## Given task
Reproduce every line of the listing below without any changes, leaving out the picture placeholders.

## Element box annotations
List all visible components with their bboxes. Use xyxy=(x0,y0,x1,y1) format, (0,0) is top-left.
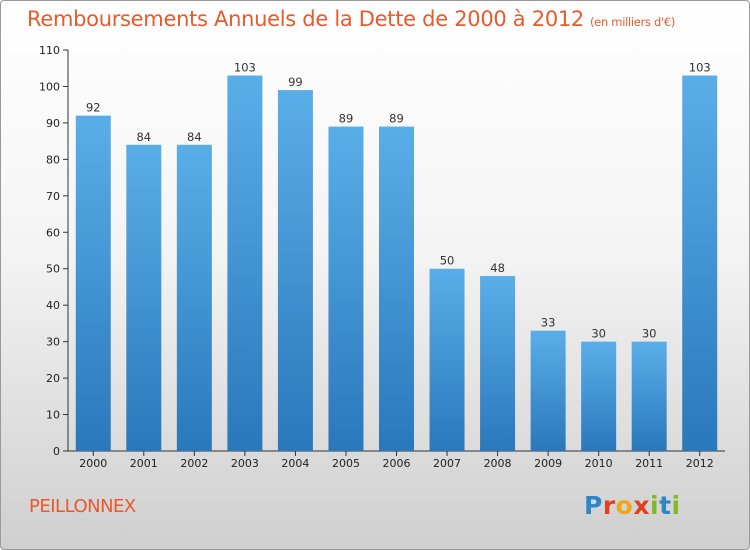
x-tick-label: 2000 xyxy=(79,457,107,470)
y-tick-label: 100 xyxy=(39,80,60,93)
data-label: 103 xyxy=(234,61,256,75)
data-label: 30 xyxy=(642,327,657,341)
data-label: 48 xyxy=(490,261,505,275)
commune-name: PEILLONNEX xyxy=(29,496,136,517)
x-tick-label: 2001 xyxy=(130,457,158,470)
x-tick-label: 2007 xyxy=(433,457,461,470)
logo-letter: r xyxy=(602,491,616,520)
chart-title-main: Remboursements Annuels de la Dette de 20… xyxy=(27,7,584,31)
data-label: 30 xyxy=(591,327,606,341)
y-tick-label: 110 xyxy=(39,44,60,57)
y-tick-label: 70 xyxy=(46,190,60,203)
y-tick-label: 0 xyxy=(53,445,60,458)
logo-letter: t xyxy=(659,491,672,520)
x-tick-label: 2003 xyxy=(231,457,259,470)
data-label: 84 xyxy=(136,130,151,144)
data-label: 50 xyxy=(440,254,455,268)
logo-letter: i xyxy=(671,491,681,520)
x-tick-label: 2008 xyxy=(484,457,512,470)
data-label: 99 xyxy=(288,75,303,89)
bar xyxy=(277,90,313,451)
chart-title: Remboursements Annuels de la Dette de 20… xyxy=(27,7,675,31)
x-tick-label: 2004 xyxy=(281,457,309,470)
x-tick-label: 2009 xyxy=(534,457,562,470)
logo-letter: P xyxy=(584,491,603,520)
bar xyxy=(581,341,617,451)
data-label: 33 xyxy=(541,316,556,330)
y-tick-label: 80 xyxy=(46,153,60,166)
bar xyxy=(530,330,566,451)
x-tick-label: 2005 xyxy=(332,457,360,470)
data-label: 84 xyxy=(187,130,202,144)
x-tick-label: 2010 xyxy=(585,457,613,470)
bar xyxy=(379,126,414,452)
data-label: 89 xyxy=(339,112,354,126)
bar xyxy=(480,276,516,451)
data-label: 92 xyxy=(86,101,101,115)
data-label: 103 xyxy=(689,61,711,75)
x-tick-label: 2006 xyxy=(383,457,411,470)
x-tick-label: 2002 xyxy=(180,457,208,470)
bar xyxy=(429,268,465,451)
y-tick-label: 60 xyxy=(46,226,60,239)
bar xyxy=(631,341,667,451)
y-tick-label: 40 xyxy=(46,299,60,312)
bar xyxy=(75,115,111,452)
bar xyxy=(176,144,212,452)
y-tick-label: 30 xyxy=(46,336,60,349)
logo-letter: o xyxy=(615,491,634,520)
logo-letter: x xyxy=(633,491,650,520)
x-tick-label: 2012 xyxy=(686,457,714,470)
bar xyxy=(126,144,162,452)
data-label: 89 xyxy=(389,112,404,126)
y-tick-label: 50 xyxy=(46,263,60,276)
x-tick-label: 2011 xyxy=(635,457,663,470)
chart-subtitle: (en milliers d'€) xyxy=(590,15,676,29)
y-tick-label: 10 xyxy=(46,409,60,422)
y-tick-label: 20 xyxy=(46,372,60,385)
proxiti-logo: Proxiti xyxy=(584,491,681,520)
bar xyxy=(682,75,718,451)
logo-letter: i xyxy=(650,491,660,520)
bar xyxy=(328,126,364,452)
y-tick-label: 90 xyxy=(46,117,60,130)
bar xyxy=(227,75,263,451)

## The response
List all visible components with their bboxes. Use xyxy=(x0,y0,x1,y1) format, (0,0) is top-left.
x-tick-label: 2000 xyxy=(79,457,107,470)
y-tick-label: 100 xyxy=(39,80,60,93)
data-label: 103 xyxy=(234,61,256,75)
data-label: 30 xyxy=(642,327,657,341)
data-label: 48 xyxy=(490,261,505,275)
commune-name: PEILLONNEX xyxy=(29,496,136,517)
x-tick-label: 2001 xyxy=(130,457,158,470)
x-tick-label: 2007 xyxy=(433,457,461,470)
logo-letter: r xyxy=(602,491,616,520)
chart-title-main: Remboursements Annuels de la Dette de 20… xyxy=(27,7,584,31)
data-label: 30 xyxy=(591,327,606,341)
y-tick-label: 110 xyxy=(39,44,60,57)
y-tick-label: 70 xyxy=(46,190,60,203)
y-tick-label: 0 xyxy=(53,445,60,458)
logo-letter: t xyxy=(659,491,672,520)
x-tick-label: 2003 xyxy=(231,457,259,470)
data-label: 84 xyxy=(136,130,151,144)
data-label: 50 xyxy=(440,254,455,268)
logo-letter: i xyxy=(671,491,681,520)
x-tick-label: 2008 xyxy=(484,457,512,470)
data-label: 99 xyxy=(288,75,303,89)
bar xyxy=(277,90,313,451)
chart-title: Remboursements Annuels de la Dette de 20… xyxy=(27,7,675,31)
x-tick-label: 2004 xyxy=(281,457,309,470)
x-tick-label: 2009 xyxy=(534,457,562,470)
logo-letter: P xyxy=(584,491,603,520)
bar xyxy=(581,341,617,451)
data-label: 33 xyxy=(541,316,556,330)
y-tick-label: 80 xyxy=(46,153,60,166)
bar xyxy=(530,330,566,451)
x-tick-label: 2005 xyxy=(332,457,360,470)
data-label: 84 xyxy=(187,130,202,144)
x-tick-label: 2010 xyxy=(585,457,613,470)
bar xyxy=(379,126,414,452)
data-label: 89 xyxy=(339,112,354,126)
bar xyxy=(480,276,516,451)
data-label: 92 xyxy=(86,101,101,115)
data-label: 103 xyxy=(689,61,711,75)
x-tick-label: 2006 xyxy=(383,457,411,470)
x-tick-label: 2002 xyxy=(180,457,208,470)
bar xyxy=(429,268,465,451)
y-tick-label: 60 xyxy=(46,226,60,239)
bar xyxy=(631,341,667,451)
y-tick-label: 40 xyxy=(46,299,60,312)
bar xyxy=(75,115,111,452)
bar xyxy=(176,144,212,452)
y-tick-label: 30 xyxy=(46,336,60,349)
logo-letter: o xyxy=(615,491,634,520)
logo-letter: x xyxy=(633,491,650,520)
x-tick-label: 2012 xyxy=(686,457,714,470)
bar xyxy=(126,144,162,452)
data-label: 89 xyxy=(389,112,404,126)
y-tick-label: 50 xyxy=(46,263,60,276)
x-tick-label: 2011 xyxy=(635,457,663,470)
chart-subtitle: (en milliers d'€) xyxy=(590,15,676,29)
y-tick-label: 10 xyxy=(46,409,60,422)
y-tick-label: 20 xyxy=(46,372,60,385)
proxiti-logo: Proxiti xyxy=(584,491,681,520)
bar xyxy=(682,75,718,451)
logo-letter: i xyxy=(650,491,660,520)
bar xyxy=(328,126,364,452)
y-tick-label: 90 xyxy=(46,117,60,130)
bar xyxy=(227,75,263,451)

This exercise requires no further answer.